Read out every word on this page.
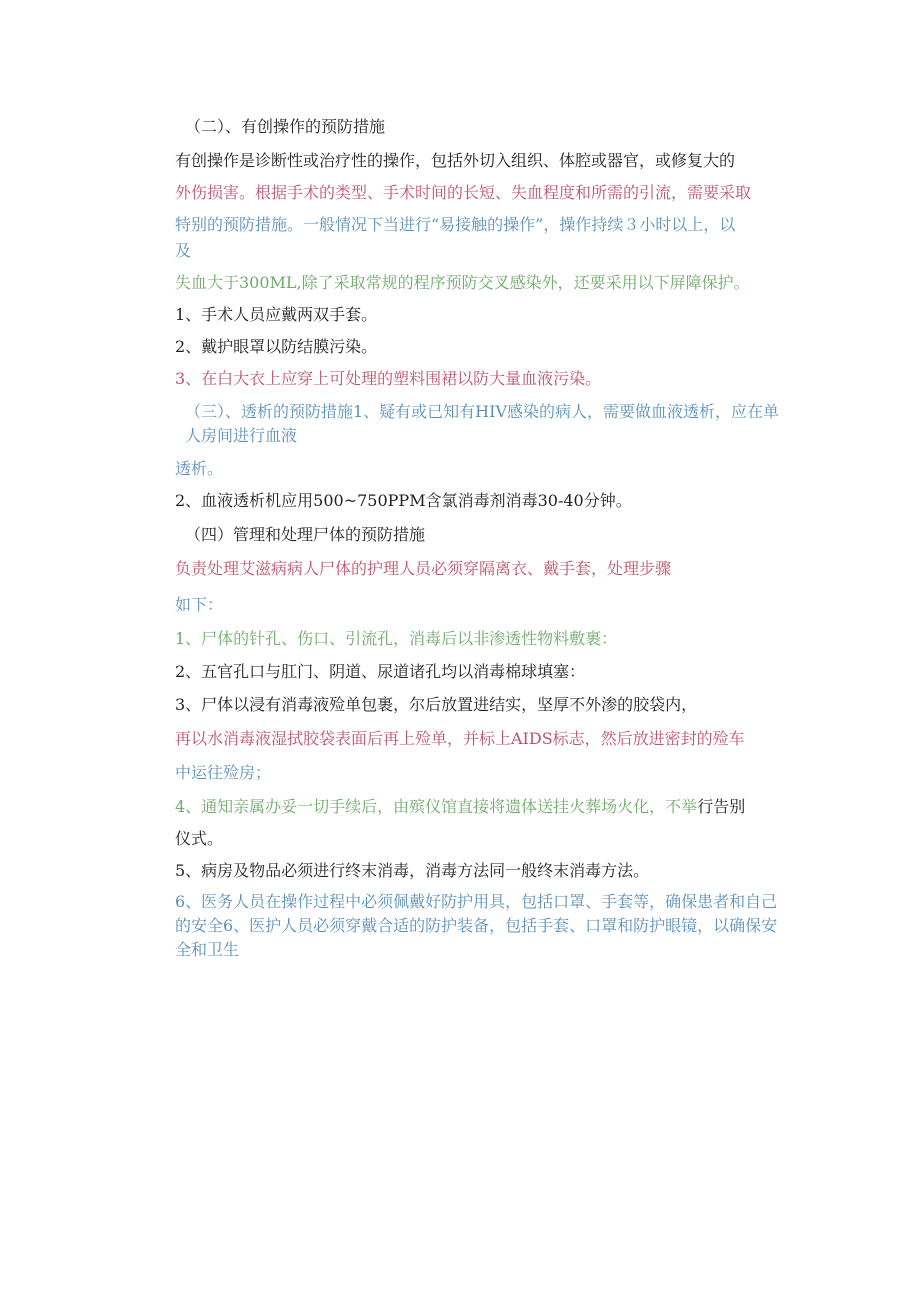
（二）、有创操作的预防措施
有创操作是诊断性或治疗性的操作，包括外切入组织、体腔或器官，或修复大的
外伤损害。根据手术的类型、手术时间的长短、失血程度和所需的引流，需要采取
特别的预防措施。一般情况下当进行“易接触的操作”，操作持续３小时以上，以
及
失血大于300ML,除了采取常规的程序预防交叉感染外，还要采用以下屏障保护。
1、手术人员应戴两双手套。
2、戴护眼罩以防结膜污染。
3、在白大衣上应穿上可处理的塑料围裙以防大量血液污染。
（三）、透析的预防措施1、疑有或已知有HIV感染的病人，需要做血液透析，应在单人房间进行血液
透析。
2、血液透析机应用500~750PPM含氯消毒剂消毒30-40分钟。
（四）管理和处理尸体的预防措施
负责处理艾滋病病人尸体的护理人员必须穿隔离衣、戴手套，处理步骤
如下：
1、尸体的针孔、伤口、引流孔，消毒后以非渗透性物料敷裹：
2、五官孔口与肛门、阴道、尿道诸孔均以消毒棉球填塞：
3、尸体以浸有消毒液殓单包裹，尔后放置进结实，坚厚不外渗的胶袋内，
再以水消毒液湿拭胶袋表面后再上殓单，并标上AIDS标志，然后放进密封的殓车
中运往殓房；
4、通知亲属办妥一切手续后，由殡仪馆直接将遗体送挂火葬场火化，不举行告别
仪式。
5、病房及物品必须进行终末消毒，消毒方法同一般终末消毒方法。
6、医务人员在操作过程中必须佩戴好防护用具，包括口罩、手套等，确保患者和自己的安全6、医护人员必须穿戴合适的防护装备，包括手套、口罩和防护眼镜，以确保安全和卫生
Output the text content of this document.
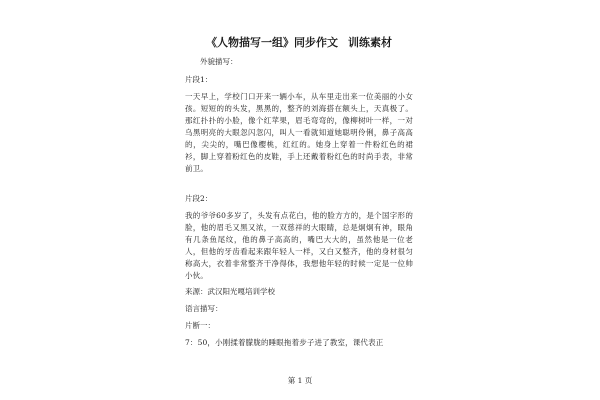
《人物描写一组》同步作文 训练素材
外貌描写：
片段1：

一天早上，学校门口开来一辆小车，从车里走出来一位美丽的小女孩。短短的的头发，黑黑的，整齐的刘海搭在额头上，天真极了。那红扑扑的小脸，像个红苹果，眉毛弯弯的，像柳树叶一样，一对乌黑明亮的大眼忽闪忽闪，叫人一看就知道她聪明伶俐，鼻子高高的，尖尖的，嘴巴像樱桃，红红的。她身上穿着一件粉红色的裙衫，脚上穿着粉红色的皮鞋，手上还戴着粉红色的时尚手表，非常前卫。

片段2：

我的爷爷60多岁了，头发有点花白，他的脸方方的，是个国字形的脸，他的眉毛又黑又浓，一双慈祥的大眼睛，总是炯炯有神，眼角有几条鱼尾纹，他的鼻子高高的，嘴巴大大的，虽然他是一位老人，但他的牙齿看起来跟年轻人一样，又白又整齐，他的身材很匀称高大，衣着非常整齐干净得体，我想他年轻的时候一定是一位帅小伙。

来源：武汉阳光嘎培训学校
语言描写：
片断一：

7：50，小刚揉着朦胧的睡眼拖着步子进了教室，课代表正

第 1 页
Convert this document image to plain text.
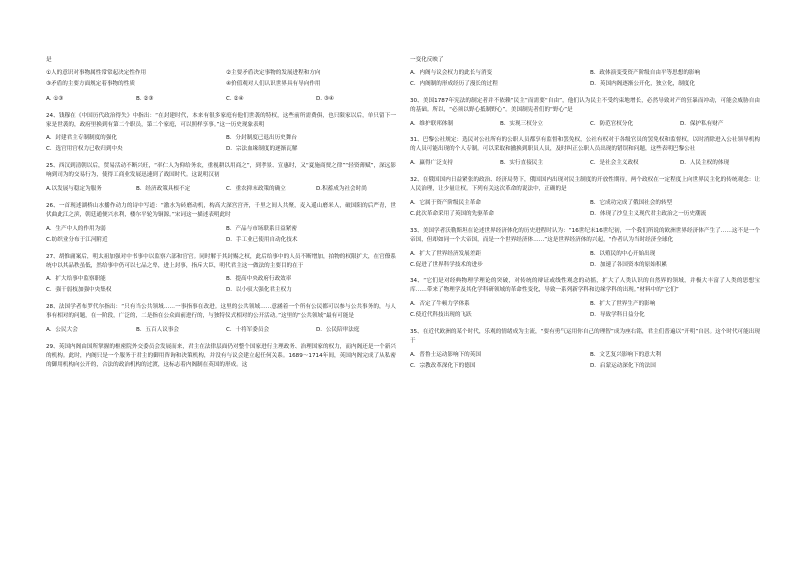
是
①人的意识对事物属性常常起决定性作用	②主要矛盾决定事物的发展进程和方向
③矛盾的主要方面规定着事物的性质	④价值观对人们认识世界具有导向作用
A. ①③	B. ②③	C. ②④	D. ③④
24、钱穆在《中国历代政治得失》中指出：“在封建时代，本来有很多家庭有他们世袭的特权，这些前所需费俱，也只限家以后，单只留下一家是世袭的，政府里换到有第二个职员，第二个家庭，可以照样享事。”这一历史现象表明
A．封建君主专制制度的强化	B．分封制度已退出历史舞台
C．选官用官权力已收归到中央	D．宗法血缘制度的逐渐瓦解
25、西汉到清朝以后，贸易活动不断兴旺，“率仁人为仰给务农，重视耕以用商之”，到孝景、宣惠时，又“夏施商贾之律”“轻资薄赋”，深远影响到司为的交易行为，使得工商业发展迅速到了战国时代。这说明汉初
A.以发展与稳定为服务	B．经济政策具根不定	C．重农抑末政策的确立	D.积蓄成为社会时尚
26、一首现述湖桥山水播作动力的诗中写道：“激水为砖磨动机，构高大深宫宫齐，千里之间人共聚，麦入遥山磨米人，破国阳的后严青，世伏曲此江之滨，朝廷通便兴水利，楼尔平轮为铜源。”宋词这一描述表明此时
A．生产中人的作用为弱	B．产品与市场联系日益紧密
C.纺织业分布于江河附近	D．手工业已使用自动化技术
27、胡惟庸案后，明太祖加强对中书事中以监察六部和官官。同时解于其封赐之权，此后给事中的人员不断增加，拍物的权限扩大，在官僚系统中以其品秩虽低，然给事中仍可以七品之卑，进上封事，指斥大臣，明代君主这一做法的主要目的在于
A．扩大给事中监察职能	B．提高中央政府行政效率
C．强干弱枝加强中央集权	D．以小驭大强化君主权力
28、法国学者布罗代尔指出：“只有当公共领域……一事指事在改进。这里的公共领域……意涵着一个所有公民都可以参与公共事务的，与人事有相对的问题，在一阶段，广泛的，二是指在公众面前进行的，与独特仪式相对的公开活动。”这里的“公共领域”最有可能是
A．公民大会	B．五百人议事会	C．十将军委员会	D．公民陪审法庭
29、英国内阁由国所掌握的枢密院外交委员会发展而来，君主在法律层面仍对整个国家进行主理政务、治理国家的权力，而内阁还是一个新兴的机构。此时，内阁只是一个服务于君主的御用咨询和决策机构，并没有与议会建立起任何关系。1689～1714年间，英国内阁完成了从私密的御用机构向公开的，合法的政治机构的过渡，这标志着内阁制在英国的形成。这
一变化反映了
A．内阁与议会权力的此长与消变	B．政体演变受资产阶级自由平等思想的影响
C．内阁制的形成经历了漫长的过程	D．英国内阁逐渐公开化，独立化，制度化
30、美国1787年宪法的制定者并不依赖“民主”而需要“自由”，他们认为民主不受约束地增长，必然导致对产的狂暴而冲动，可能会威胁自由的基础。所以，“必须以野心抵制野心”。美国制宪者们的“野心”是
A．维护联邦体制	B．实现三权分立	C．防范官权分化	D．保护私有财产
31、巴黎公社规定：选民对公社所有的公职人员都享有监督和罢免权，公社有权对于各级官员的罢免权和监督权，以时消除进入公社领导机构的人员可能出现的个人专制。可以采取和撤换到职员人员，及时纠正公职人员出现的错误和问题，这些表明巴黎公社
A．赢得广泛支持	B．实行直接民主	C．是社会主义政权	D．人民主权的体现
32、在俄国国内日益紧张的政治、经济局势下，俄国国内出现对民主制度的开放性期待，两个政权在一定程度上向世界民主化的传统观念：让人民治理，让少量让权。下列有关这次革命的说法中，正确的是
A．它属于资产阶级民主革命	B．它成功完成了俄国社会的转型
C.此次革命采用了英国的先驱革命	D．体现了沙皇主义现代君主政治之一历史潮流
33、美国学者沃勒斯坦在论述世界经济体化的历史进程时认为：“16世纪末16世纪初，一个我们所说的欧洲世界经济体产生了……这不是一个帝国，但却如同一个大帝国，而是一个世界经济体……”这是世界经济体的兴起，“作者认为当时经济全球化
A．扩大了世界经济发展差距	B．以殖民的中心开始出现
C.促进了世界科学技术的进步	D．加速了各国资本的原始积累
34、“它们是对经典物理学理论的突破，对传统的辩证或线性观念的动摇，扩大了人类认识的自然界的领域，并极大丰富了人类的思想宝库……带来了物理学及其化学科研领域的革命性变化，导致一系列新学科和边缘学科的出现。”材料中的“它们”
A．否定了牛顿力学体系	B．扩大了世界生产的影响
C.使近代科技出现的飞跃	D．导致学科日益分化
35、在近代欧洲的某个时代，乐观的情绪成为主流，“要有勇气运用你自己的理智”成为座右铭，君主们普遍以“开明”自居。这个时代可能出现于
A．普鲁士运动影响下的英国	B．文艺复兴影响下的意大利
C．宗教改革深化下的德国	D．启蒙运动深化下的法国
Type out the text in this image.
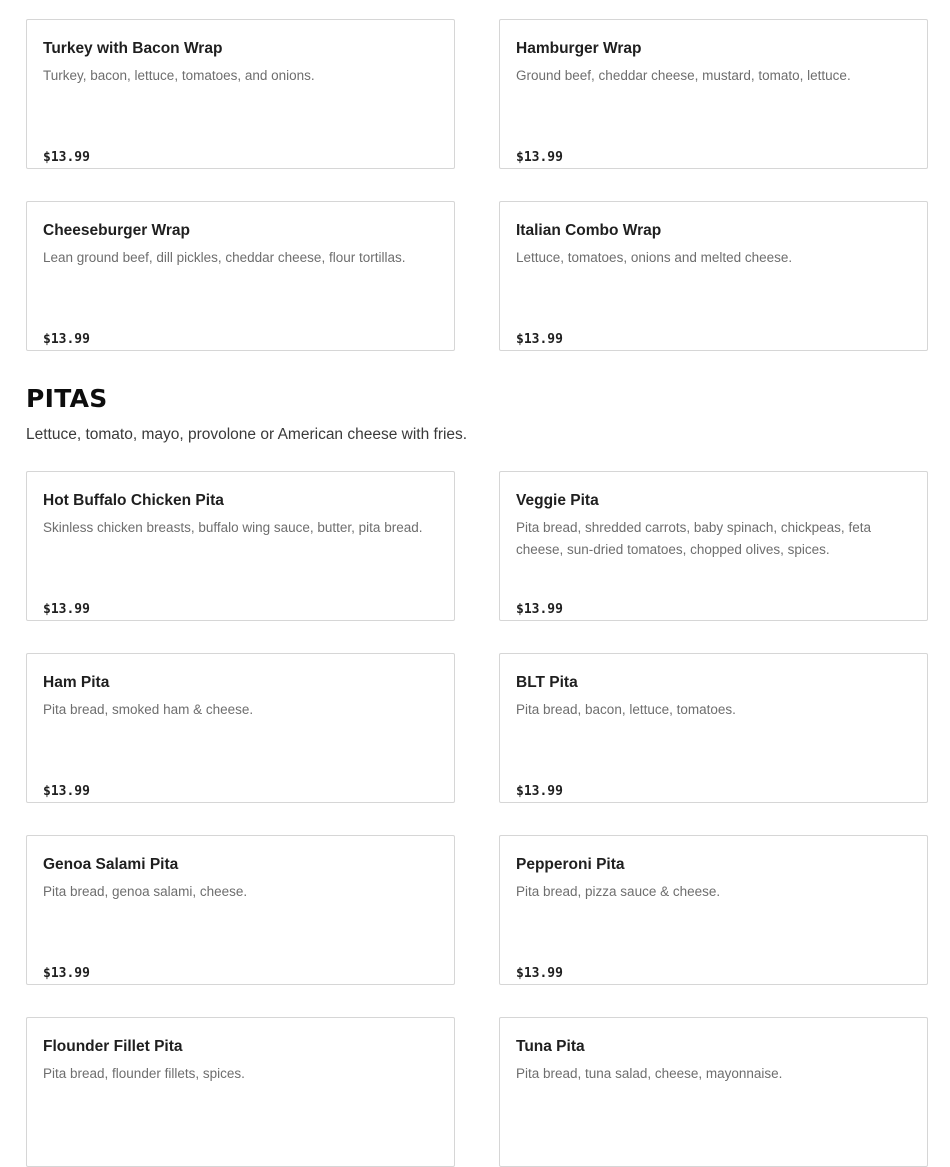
Turkey with Bacon Wrap
Turkey, bacon, lettuce, tomatoes, and onions.
$13.99
Hamburger Wrap
Ground beef, cheddar cheese, mustard, tomato, lettuce.
$13.99
Cheeseburger Wrap
Lean ground beef, dill pickles, cheddar cheese, flour tortillas.
$13.99
Italian Combo Wrap
Lettuce, tomatoes, onions and melted cheese.
$13.99
PITAS

Lettuce, tomato, mayo, provolone or American cheese with fries.

Hot Buffalo Chicken Pita
Skinless chicken breasts, buffalo wing sauce, butter, pita bread.
$13.99
Veggie Pita
Pita bread, shredded carrots, baby spinach, chickpeas, feta cheese, sun-dried tomatoes, chopped olives, spices.
$13.99
Ham Pita
Pita bread, smoked ham & cheese.
$13.99
BLT Pita
Pita bread, bacon, lettuce, tomatoes.
$13.99
Genoa Salami Pita
Pita bread, genoa salami, cheese.
$13.99
Pepperoni Pita
Pita bread, pizza sauce & cheese.
$13.99
Flounder Fillet Pita
Pita bread, flounder fillets, spices.
Tuna Pita
Pita bread, tuna salad, cheese, mayonnaise.
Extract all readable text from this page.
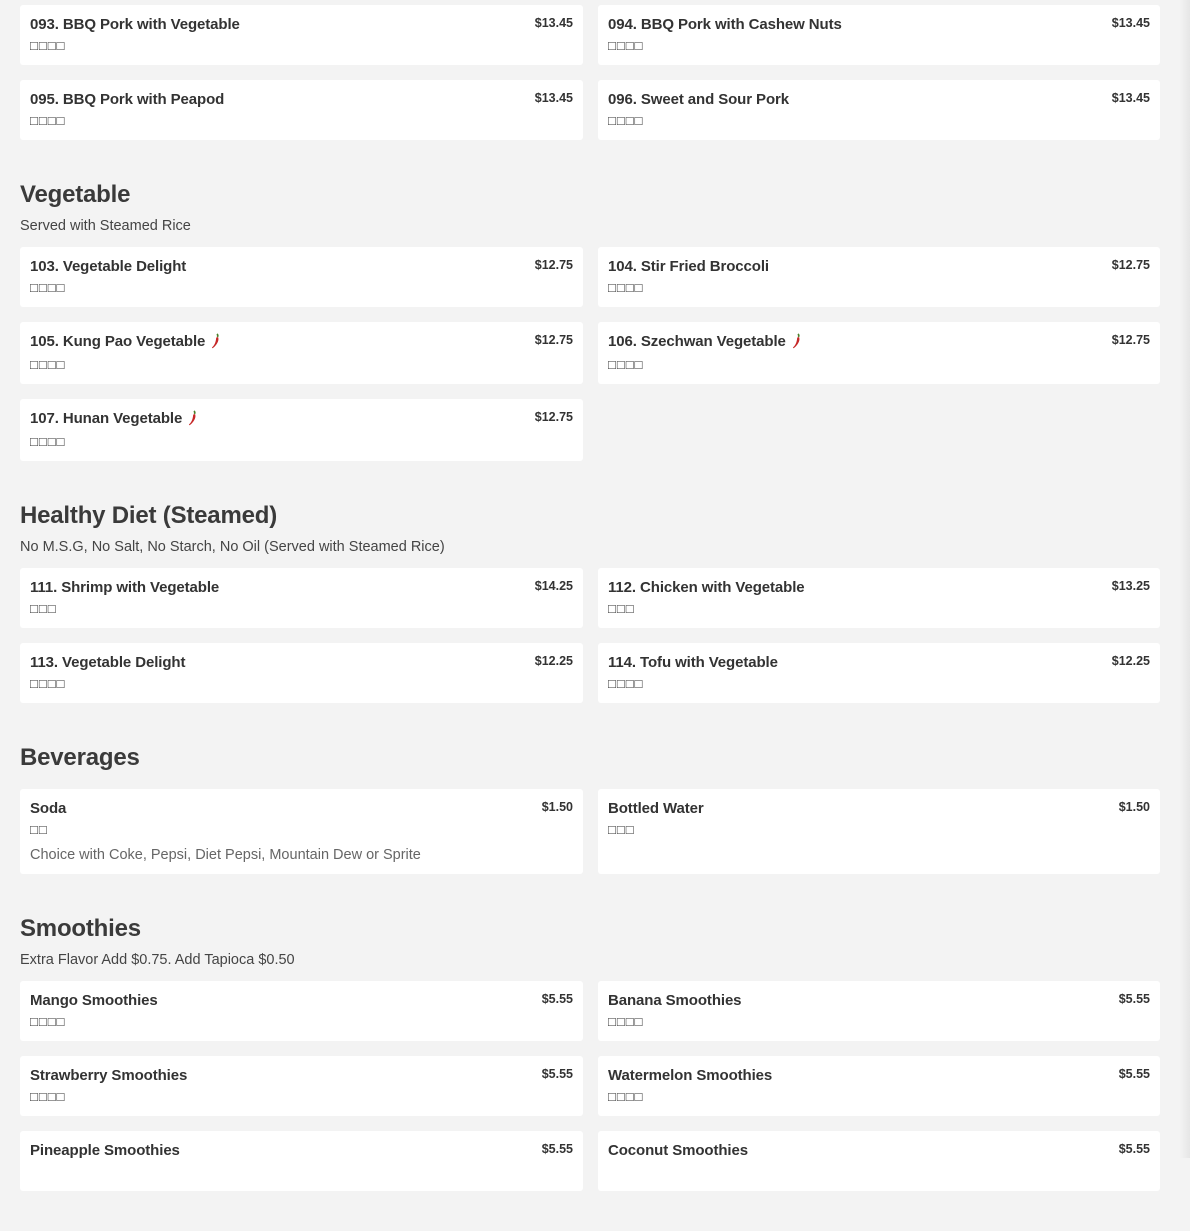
093. BBQ Pork with Vegetable	$13.45
□□□□
094. BBQ Pork with Cashew Nuts	$13.45
□□□□
095. BBQ Pork with Peapod	$13.45
□□□□
096. Sweet and Sour Pork	$13.45
□□□□
Vegetable
Served with Steamed Rice
103. Vegetable Delight	$12.75
□□□□
104. Stir Fried Broccoli	$12.75
□□□□
105. Kung Pao Vegetable	$12.75
□□□□
106. Szechwan Vegetable	$12.75
□□□□
107. Hunan Vegetable	$12.75
□□□□
Healthy Diet (Steamed)
No M.S.G, No Salt, No Starch, No Oil (Served with Steamed Rice)
111. Shrimp with Vegetable	$14.25
□□□
112. Chicken with Vegetable	$13.25
□□□
113. Vegetable Delight	$12.25
□□□□
114. Tofu with Vegetable	$12.25
□□□□
Beverages
Soda	$1.50
□□
Choice with Coke, Pepsi, Diet Pepsi, Mountain Dew or Sprite
Bottled Water	$1.50
□□□
Smoothies
Extra Flavor Add $0.75. Add Tapioca $0.50
Mango Smoothies	$5.55
□□□□
Banana Smoothies	$5.55
□□□□
Strawberry Smoothies	$5.55
□□□□
Watermelon Smoothies	$5.55
□□□□
Pineapple Smoothies	$5.55 Coconut Smoothies	$5.55
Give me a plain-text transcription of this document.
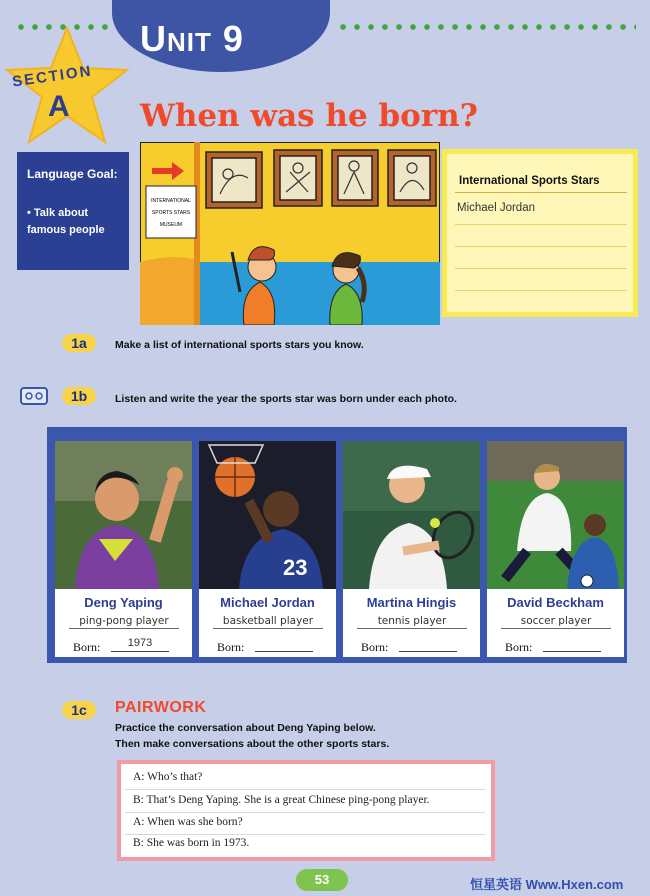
UNIT 9
SECTION
A When was he born?
Language Goal:
• Talk about famous people
INTERNATIONAL
SPORTS STARS
MUSEUM
International Sports Stars
Michael Jordan
1a	Make a list of international sports stars you know.
1b	Listen and write the year the sports star was born under each photo.
Deng Yaping
ping-pong player
Born:	1973
23
Michael Jordan
basketball player
Born:
Martina Hingis
tennis player
Born:
David Beckham
soccer player
Born:
1c	PAIRWORK
Practice the conversation about Deng Yaping below.
Then make conversations about the other sports stars.
A: Who’s that?
B: That’s Deng Yaping. She is a great Chinese ping-pong player.
A: When was she born?
B: She was born in 1973.
53	恒星英语 Www.Hxen.com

☆ ☆ ☆

**Stated exercise**
With pictures left out, repeat exactly the lines from the line bearing "Give me a plain-text" through the final line of the records above.

**Exercise answer**
Give me a plain-text transcription of this document.
UNIT 9
SECTION
A When was he born?
Language Goal:
• Talk about famous people
INTERNATIONAL
SPORTS STARS
MUSEUM
International Sports Stars
Michael Jordan
1a	Make a list of international sports stars you know.
1b	Listen and write the year the sports star was born under each photo.
Deng Yaping
ping-pong player
Born:	1973
23
Michael Jordan
basketball player
Born:
Martina Hingis
tennis player
Born:
David Beckham
soccer player
Born:
1c	PAIRWORK
Practice the conversation about Deng Yaping below.
Then make conversations about the other sports stars.
A: Who’s that?
B: That’s Deng Yaping. She is a great Chinese ping-pong player.
A: When was she born?
B: She was born in 1973.
53	恒星英语 Www.Hxen.com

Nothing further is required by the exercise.